Instructions to follow.
Pull every line of the entries that has the word "exchanges".

** START Records for this exercise **

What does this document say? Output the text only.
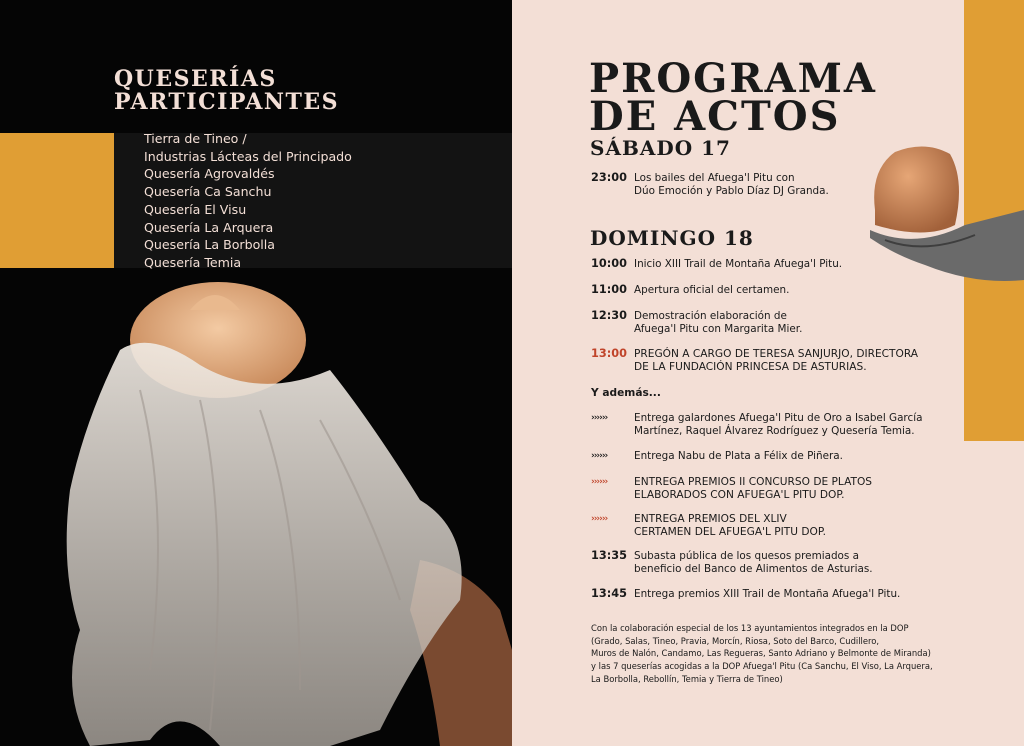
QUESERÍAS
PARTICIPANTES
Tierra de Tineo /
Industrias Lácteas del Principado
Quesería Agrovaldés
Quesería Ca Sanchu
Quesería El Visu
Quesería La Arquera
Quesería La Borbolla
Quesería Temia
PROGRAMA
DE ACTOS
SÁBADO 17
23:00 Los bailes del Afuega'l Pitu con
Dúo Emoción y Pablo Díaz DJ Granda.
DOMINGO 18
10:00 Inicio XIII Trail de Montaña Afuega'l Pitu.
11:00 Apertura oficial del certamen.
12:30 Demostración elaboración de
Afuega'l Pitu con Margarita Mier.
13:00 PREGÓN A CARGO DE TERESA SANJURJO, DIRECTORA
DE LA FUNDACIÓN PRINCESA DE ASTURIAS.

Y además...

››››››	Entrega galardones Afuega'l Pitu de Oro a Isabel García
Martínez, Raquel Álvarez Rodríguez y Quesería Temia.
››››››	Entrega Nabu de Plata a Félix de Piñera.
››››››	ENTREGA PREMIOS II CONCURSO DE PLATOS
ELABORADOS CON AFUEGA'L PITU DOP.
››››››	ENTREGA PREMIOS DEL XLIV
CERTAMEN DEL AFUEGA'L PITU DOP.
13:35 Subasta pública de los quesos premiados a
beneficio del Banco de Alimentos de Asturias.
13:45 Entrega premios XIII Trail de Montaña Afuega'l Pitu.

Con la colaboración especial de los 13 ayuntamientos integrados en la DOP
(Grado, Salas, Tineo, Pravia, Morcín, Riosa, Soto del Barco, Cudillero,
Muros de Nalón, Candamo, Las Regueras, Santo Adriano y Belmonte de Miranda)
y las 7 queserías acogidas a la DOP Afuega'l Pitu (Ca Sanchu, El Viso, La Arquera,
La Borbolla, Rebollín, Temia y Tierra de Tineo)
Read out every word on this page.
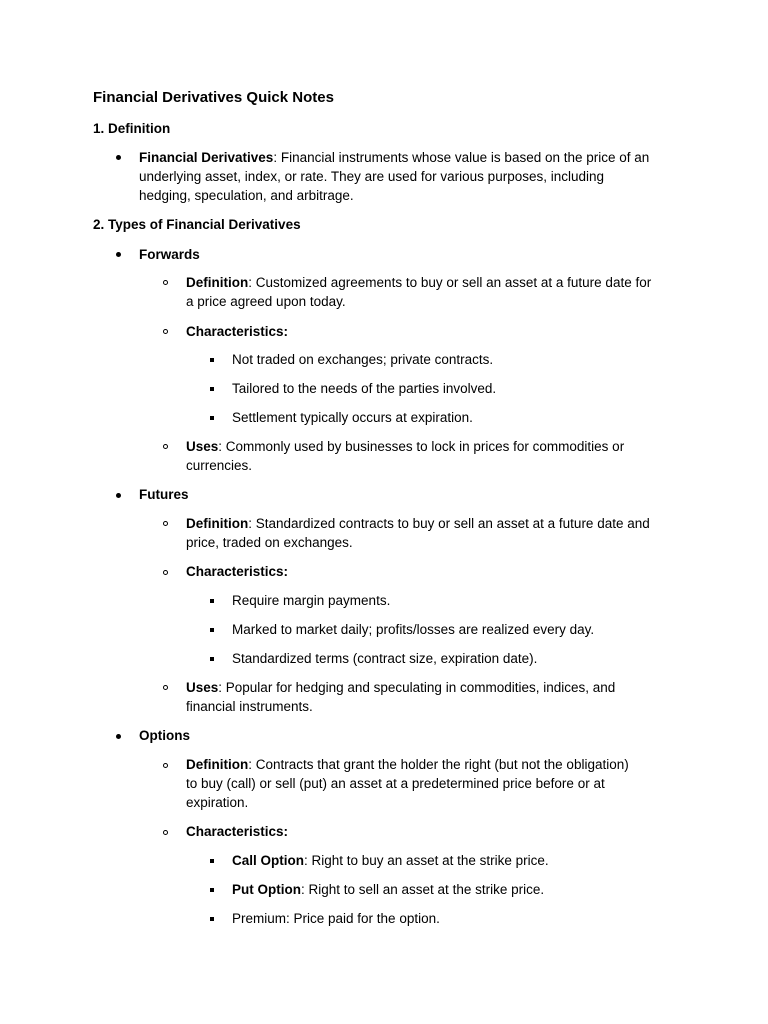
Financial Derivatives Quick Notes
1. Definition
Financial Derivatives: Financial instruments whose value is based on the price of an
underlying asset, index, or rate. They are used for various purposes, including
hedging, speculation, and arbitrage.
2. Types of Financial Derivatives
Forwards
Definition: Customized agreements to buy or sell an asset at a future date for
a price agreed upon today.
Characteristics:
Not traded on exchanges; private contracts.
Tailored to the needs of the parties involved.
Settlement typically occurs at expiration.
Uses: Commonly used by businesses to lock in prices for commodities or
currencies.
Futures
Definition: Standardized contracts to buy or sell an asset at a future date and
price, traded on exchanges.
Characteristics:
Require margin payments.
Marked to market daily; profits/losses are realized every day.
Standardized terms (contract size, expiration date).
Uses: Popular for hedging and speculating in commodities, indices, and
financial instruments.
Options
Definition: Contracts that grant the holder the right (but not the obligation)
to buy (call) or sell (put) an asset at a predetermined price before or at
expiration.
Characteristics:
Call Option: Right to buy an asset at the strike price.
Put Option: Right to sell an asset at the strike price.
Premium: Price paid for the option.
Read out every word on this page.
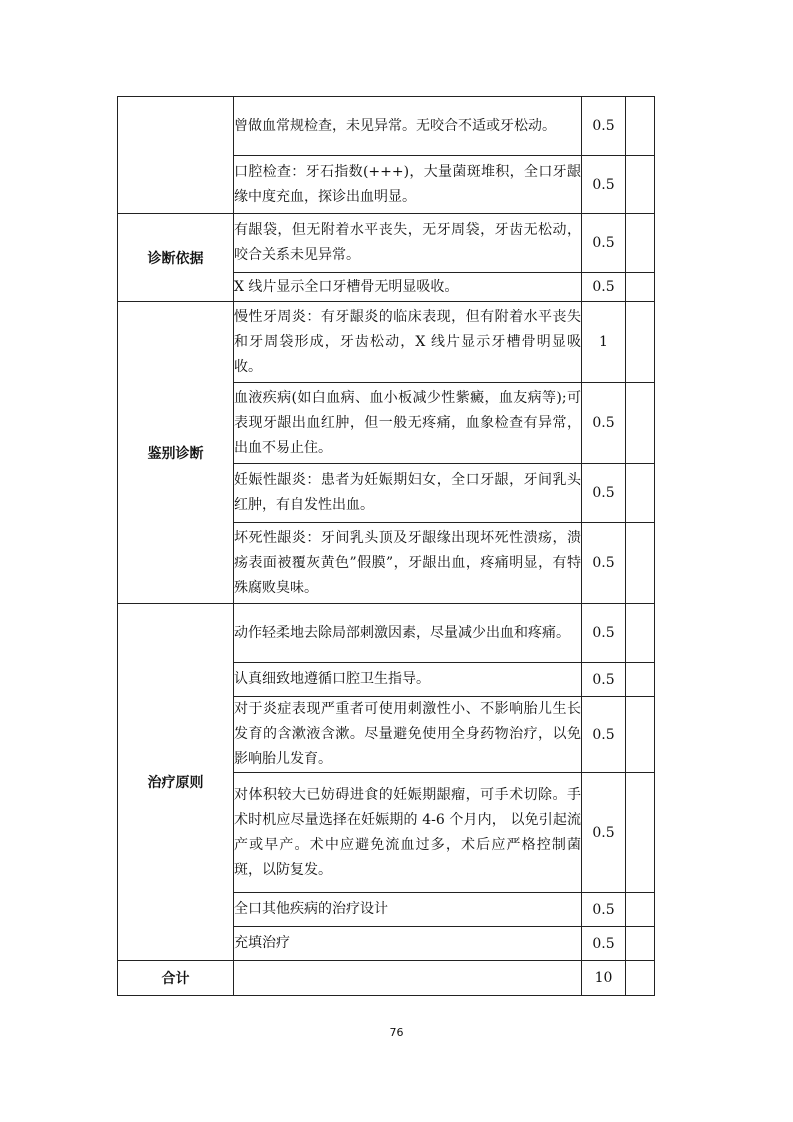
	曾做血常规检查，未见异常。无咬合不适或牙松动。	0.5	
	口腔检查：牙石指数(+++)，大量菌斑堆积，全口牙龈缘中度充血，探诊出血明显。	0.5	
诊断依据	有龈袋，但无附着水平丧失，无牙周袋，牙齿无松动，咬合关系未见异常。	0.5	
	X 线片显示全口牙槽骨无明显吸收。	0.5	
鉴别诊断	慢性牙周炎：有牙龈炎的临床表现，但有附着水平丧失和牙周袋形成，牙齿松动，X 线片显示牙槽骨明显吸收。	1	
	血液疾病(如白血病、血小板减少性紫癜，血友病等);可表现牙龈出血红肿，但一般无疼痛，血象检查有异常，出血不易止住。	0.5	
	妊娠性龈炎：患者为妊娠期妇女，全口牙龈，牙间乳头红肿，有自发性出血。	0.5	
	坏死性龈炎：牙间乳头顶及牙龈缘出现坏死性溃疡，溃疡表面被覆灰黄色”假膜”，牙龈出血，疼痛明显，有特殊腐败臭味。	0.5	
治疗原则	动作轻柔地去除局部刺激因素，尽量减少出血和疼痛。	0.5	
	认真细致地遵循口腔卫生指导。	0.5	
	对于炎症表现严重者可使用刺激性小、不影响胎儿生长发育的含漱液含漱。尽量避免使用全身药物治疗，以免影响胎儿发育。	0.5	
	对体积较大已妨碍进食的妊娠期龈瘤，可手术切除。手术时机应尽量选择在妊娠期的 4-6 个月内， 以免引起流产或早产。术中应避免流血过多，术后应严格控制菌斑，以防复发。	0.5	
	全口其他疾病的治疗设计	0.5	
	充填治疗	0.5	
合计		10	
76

** END Records for this exercise **

Task response.
Not traded on exchanges; private contracts.
price, traded on exchanges.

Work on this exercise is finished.